▸ **WHAT THE EXERCISE ASKS**
Output every record word for word.

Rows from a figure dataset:
▶
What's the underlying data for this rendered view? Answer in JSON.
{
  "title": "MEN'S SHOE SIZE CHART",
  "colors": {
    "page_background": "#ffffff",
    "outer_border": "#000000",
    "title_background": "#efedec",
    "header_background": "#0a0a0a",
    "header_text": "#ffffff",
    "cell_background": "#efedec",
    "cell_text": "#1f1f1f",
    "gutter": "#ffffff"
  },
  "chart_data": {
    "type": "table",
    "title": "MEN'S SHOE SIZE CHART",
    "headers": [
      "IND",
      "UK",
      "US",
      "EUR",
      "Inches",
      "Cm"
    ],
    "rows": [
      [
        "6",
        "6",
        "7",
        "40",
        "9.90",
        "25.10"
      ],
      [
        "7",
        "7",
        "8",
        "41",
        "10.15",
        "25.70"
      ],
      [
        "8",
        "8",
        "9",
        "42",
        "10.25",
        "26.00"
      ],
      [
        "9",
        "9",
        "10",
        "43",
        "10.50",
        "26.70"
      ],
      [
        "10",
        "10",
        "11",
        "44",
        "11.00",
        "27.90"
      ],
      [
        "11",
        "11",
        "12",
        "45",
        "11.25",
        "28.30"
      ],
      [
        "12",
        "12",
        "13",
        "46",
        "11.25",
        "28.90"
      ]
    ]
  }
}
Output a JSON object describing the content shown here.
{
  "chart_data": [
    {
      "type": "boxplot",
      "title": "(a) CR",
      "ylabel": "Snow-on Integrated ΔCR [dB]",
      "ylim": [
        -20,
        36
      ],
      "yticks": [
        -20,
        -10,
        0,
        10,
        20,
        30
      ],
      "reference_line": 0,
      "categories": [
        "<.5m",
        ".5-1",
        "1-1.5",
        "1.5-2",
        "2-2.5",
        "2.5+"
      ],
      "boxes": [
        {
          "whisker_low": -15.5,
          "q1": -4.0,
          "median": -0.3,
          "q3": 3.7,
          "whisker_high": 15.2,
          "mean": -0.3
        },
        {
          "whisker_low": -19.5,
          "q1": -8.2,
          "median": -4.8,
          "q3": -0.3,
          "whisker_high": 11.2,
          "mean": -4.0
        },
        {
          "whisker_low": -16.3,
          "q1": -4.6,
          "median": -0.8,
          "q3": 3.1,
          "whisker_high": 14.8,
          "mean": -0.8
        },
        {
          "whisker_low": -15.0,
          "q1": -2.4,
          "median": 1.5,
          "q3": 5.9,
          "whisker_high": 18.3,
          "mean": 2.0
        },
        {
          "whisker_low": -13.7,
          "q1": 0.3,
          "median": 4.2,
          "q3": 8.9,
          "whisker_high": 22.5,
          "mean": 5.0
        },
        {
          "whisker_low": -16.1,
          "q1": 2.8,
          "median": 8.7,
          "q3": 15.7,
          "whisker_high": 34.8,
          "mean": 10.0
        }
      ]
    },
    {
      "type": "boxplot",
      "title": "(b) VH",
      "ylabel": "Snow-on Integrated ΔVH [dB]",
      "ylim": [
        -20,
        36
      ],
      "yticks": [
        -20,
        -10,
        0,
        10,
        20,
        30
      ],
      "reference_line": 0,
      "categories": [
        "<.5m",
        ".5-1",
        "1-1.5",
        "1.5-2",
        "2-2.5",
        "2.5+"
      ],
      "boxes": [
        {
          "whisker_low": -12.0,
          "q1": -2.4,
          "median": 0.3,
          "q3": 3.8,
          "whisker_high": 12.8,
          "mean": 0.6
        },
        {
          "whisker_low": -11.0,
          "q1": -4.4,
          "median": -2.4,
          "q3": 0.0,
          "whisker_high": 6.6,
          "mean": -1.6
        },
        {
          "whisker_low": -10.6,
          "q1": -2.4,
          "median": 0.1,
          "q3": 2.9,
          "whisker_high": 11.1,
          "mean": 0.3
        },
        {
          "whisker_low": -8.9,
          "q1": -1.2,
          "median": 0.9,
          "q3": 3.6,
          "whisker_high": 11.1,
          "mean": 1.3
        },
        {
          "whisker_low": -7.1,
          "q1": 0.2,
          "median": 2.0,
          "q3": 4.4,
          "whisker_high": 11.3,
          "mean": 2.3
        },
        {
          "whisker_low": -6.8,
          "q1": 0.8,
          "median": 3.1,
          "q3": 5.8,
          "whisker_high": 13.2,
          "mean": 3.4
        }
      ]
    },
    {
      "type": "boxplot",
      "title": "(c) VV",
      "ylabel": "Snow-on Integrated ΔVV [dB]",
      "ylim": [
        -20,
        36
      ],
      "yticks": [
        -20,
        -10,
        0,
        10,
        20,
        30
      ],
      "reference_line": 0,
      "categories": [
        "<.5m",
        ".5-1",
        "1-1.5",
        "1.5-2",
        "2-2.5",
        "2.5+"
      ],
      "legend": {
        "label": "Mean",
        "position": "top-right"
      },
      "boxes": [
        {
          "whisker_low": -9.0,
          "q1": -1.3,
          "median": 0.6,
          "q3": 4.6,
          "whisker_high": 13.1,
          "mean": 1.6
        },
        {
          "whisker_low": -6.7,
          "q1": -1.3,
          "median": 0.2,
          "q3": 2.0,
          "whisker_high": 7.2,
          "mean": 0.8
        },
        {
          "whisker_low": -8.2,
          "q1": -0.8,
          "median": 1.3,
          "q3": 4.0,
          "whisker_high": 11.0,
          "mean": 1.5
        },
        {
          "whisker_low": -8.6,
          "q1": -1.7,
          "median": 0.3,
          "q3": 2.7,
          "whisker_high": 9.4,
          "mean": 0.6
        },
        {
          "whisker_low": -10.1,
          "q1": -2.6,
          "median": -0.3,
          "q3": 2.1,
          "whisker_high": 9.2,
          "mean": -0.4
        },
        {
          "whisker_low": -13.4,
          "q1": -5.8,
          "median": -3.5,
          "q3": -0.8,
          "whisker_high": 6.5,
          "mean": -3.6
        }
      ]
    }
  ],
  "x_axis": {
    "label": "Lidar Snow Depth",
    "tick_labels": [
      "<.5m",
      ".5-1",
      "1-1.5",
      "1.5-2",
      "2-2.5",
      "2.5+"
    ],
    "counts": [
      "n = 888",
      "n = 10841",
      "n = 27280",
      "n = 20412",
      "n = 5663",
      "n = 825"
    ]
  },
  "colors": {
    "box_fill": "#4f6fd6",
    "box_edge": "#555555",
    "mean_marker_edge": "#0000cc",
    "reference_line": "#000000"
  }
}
◀
▸ **FINAL ANSWER**
What's the underlying data for this rendered view? Answer in JSON.
{
  "title": "MEN'S SHOE SIZE CHART",
  "colors": {
    "page_background": "#ffffff",
    "outer_border": "#000000",
    "title_background": "#efedec",
    "header_background": "#0a0a0a",
    "header_text": "#ffffff",
    "cell_background": "#efedec",
    "cell_text": "#1f1f1f",
    "gutter": "#ffffff"
  },
  "chart_data": {
    "type": "table",
    "title": "MEN'S SHOE SIZE CHART",
    "headers": [
      "IND",
      "UK",
      "US",
      "EUR",
      "Inches",
      "Cm"
    ],
    "rows": [
      [
        "6",
        "6",
        "7",
        "40",
        "9.90",
        "25.10"
      ],
      [
        "7",
        "7",
        "8",
        "41",
        "10.15",
        "25.70"
      ],
      [
        "8",
        "8",
        "9",
        "42",
        "10.25",
        "26.00"
      ],
      [
        "9",
        "9",
        "10",
        "43",
        "10.50",
        "26.70"
      ],
      [
        "10",
        "10",
        "11",
        "44",
        "11.00",
        "27.90"
      ],
      [
        "11",
        "11",
        "12",
        "45",
        "11.25",
        "28.30"
      ],
      [
        "12",
        "12",
        "13",
        "46",
        "11.25",
        "28.90"
      ]
    ]
  }
}
Output a JSON object describing the content shown here.
{
  "chart_data": [
    {
      "type": "boxplot",
      "title": "(a) CR",
      "ylabel": "Snow-on Integrated ΔCR [dB]",
      "ylim": [
        -20,
        36
      ],
      "yticks": [
        -20,
        -10,
        0,
        10,
        20,
        30
      ],
      "reference_line": 0,
      "categories": [
        "<.5m",
        ".5-1",
        "1-1.5",
        "1.5-2",
        "2-2.5",
        "2.5+"
      ],
      "boxes": [
        {
          "whisker_low": -15.5,
          "q1": -4.0,
          "median": -0.3,
          "q3": 3.7,
          "whisker_high": 15.2,
          "mean": -0.3
        },
        {
          "whisker_low": -19.5,
          "q1": -8.2,
          "median": -4.8,
          "q3": -0.3,
          "whisker_high": 11.2,
          "mean": -4.0
        },
        {
          "whisker_low": -16.3,
          "q1": -4.6,
          "median": -0.8,
          "q3": 3.1,
          "whisker_high": 14.8,
          "mean": -0.8
        },
        {
          "whisker_low": -15.0,
          "q1": -2.4,
          "median": 1.5,
          "q3": 5.9,
          "whisker_high": 18.3,
          "mean": 2.0
        },
        {
          "whisker_low": -13.7,
          "q1": 0.3,
          "median": 4.2,
          "q3": 8.9,
          "whisker_high": 22.5,
          "mean": 5.0
        },
        {
          "whisker_low": -16.1,
          "q1": 2.8,
          "median": 8.7,
          "q3": 15.7,
          "whisker_high": 34.8,
          "mean": 10.0
        }
      ]
    },
    {
      "type": "boxplot",
      "title": "(b) VH",
      "ylabel": "Snow-on Integrated ΔVH [dB]",
      "ylim": [
        -20,
        36
      ],
      "yticks": [
        -20,
        -10,
        0,
        10,
        20,
        30
      ],
      "reference_line": 0,
      "categories": [
        "<.5m",
        ".5-1",
        "1-1.5",
        "1.5-2",
        "2-2.5",
        "2.5+"
      ],
      "boxes": [
        {
          "whisker_low": -12.0,
          "q1": -2.4,
          "median": 0.3,
          "q3": 3.8,
          "whisker_high": 12.8,
          "mean": 0.6
        },
        {
          "whisker_low": -11.0,
          "q1": -4.4,
          "median": -2.4,
          "q3": 0.0,
          "whisker_high": 6.6,
          "mean": -1.6
        },
        {
          "whisker_low": -10.6,
          "q1": -2.4,
          "median": 0.1,
          "q3": 2.9,
          "whisker_high": 11.1,
          "mean": 0.3
        },
        {
          "whisker_low": -8.9,
          "q1": -1.2,
          "median": 0.9,
          "q3": 3.6,
          "whisker_high": 11.1,
          "mean": 1.3
        },
        {
          "whisker_low": -7.1,
          "q1": 0.2,
          "median": 2.0,
          "q3": 4.4,
          "whisker_high": 11.3,
          "mean": 2.3
        },
        {
          "whisker_low": -6.8,
          "q1": 0.8,
          "median": 3.1,
          "q3": 5.8,
          "whisker_high": 13.2,
          "mean": 3.4
        }
      ]
    },
    {
      "type": "boxplot",
      "title": "(c) VV",
      "ylabel": "Snow-on Integrated ΔVV [dB]",
      "ylim": [
        -20,
        36
      ],
      "yticks": [
        -20,
        -10,
        0,
        10,
        20,
        30
      ],
      "reference_line": 0,
      "categories": [
        "<.5m",
        ".5-1",
        "1-1.5",
        "1.5-2",
        "2-2.5",
        "2.5+"
      ],
      "legend": {
        "label": "Mean",
        "position": "top-right"
      },
      "boxes": [
        {
          "whisker_low": -9.0,
          "q1": -1.3,
          "median": 0.6,
          "q3": 4.6,
          "whisker_high": 13.1,
          "mean": 1.6
        },
        {
          "whisker_low": -6.7,
          "q1": -1.3,
          "median": 0.2,
          "q3": 2.0,
          "whisker_high": 7.2,
          "mean": 0.8
        },
        {
          "whisker_low": -8.2,
          "q1": -0.8,
          "median": 1.3,
          "q3": 4.0,
          "whisker_high": 11.0,
          "mean": 1.5
        },
        {
          "whisker_low": -8.6,
          "q1": -1.7,
          "median": 0.3,
          "q3": 2.7,
          "whisker_high": 9.4,
          "mean": 0.6
        },
        {
          "whisker_low": -10.1,
          "q1": -2.6,
          "median": -0.3,
          "q3": 2.1,
          "whisker_high": 9.2,
          "mean": -0.4
        },
        {
          "whisker_low": -13.4,
          "q1": -5.8,
          "median": -3.5,
          "q3": -0.8,
          "whisker_high": 6.5,
          "mean": -3.6
        }
      ]
    }
  ],
  "x_axis": {
    "label": "Lidar Snow Depth",
    "tick_labels": [
      "<.5m",
      ".5-1",
      "1-1.5",
      "1.5-2",
      "2-2.5",
      "2.5+"
    ],
    "counts": [
      "n = 888",
      "n = 10841",
      "n = 27280",
      "n = 20412",
      "n = 5663",
      "n = 825"
    ]
  },
  "colors": {
    "box_fill": "#4f6fd6",
    "box_edge": "#555555",
    "mean_marker_edge": "#0000cc",
    "reference_line": "#000000"
  }
}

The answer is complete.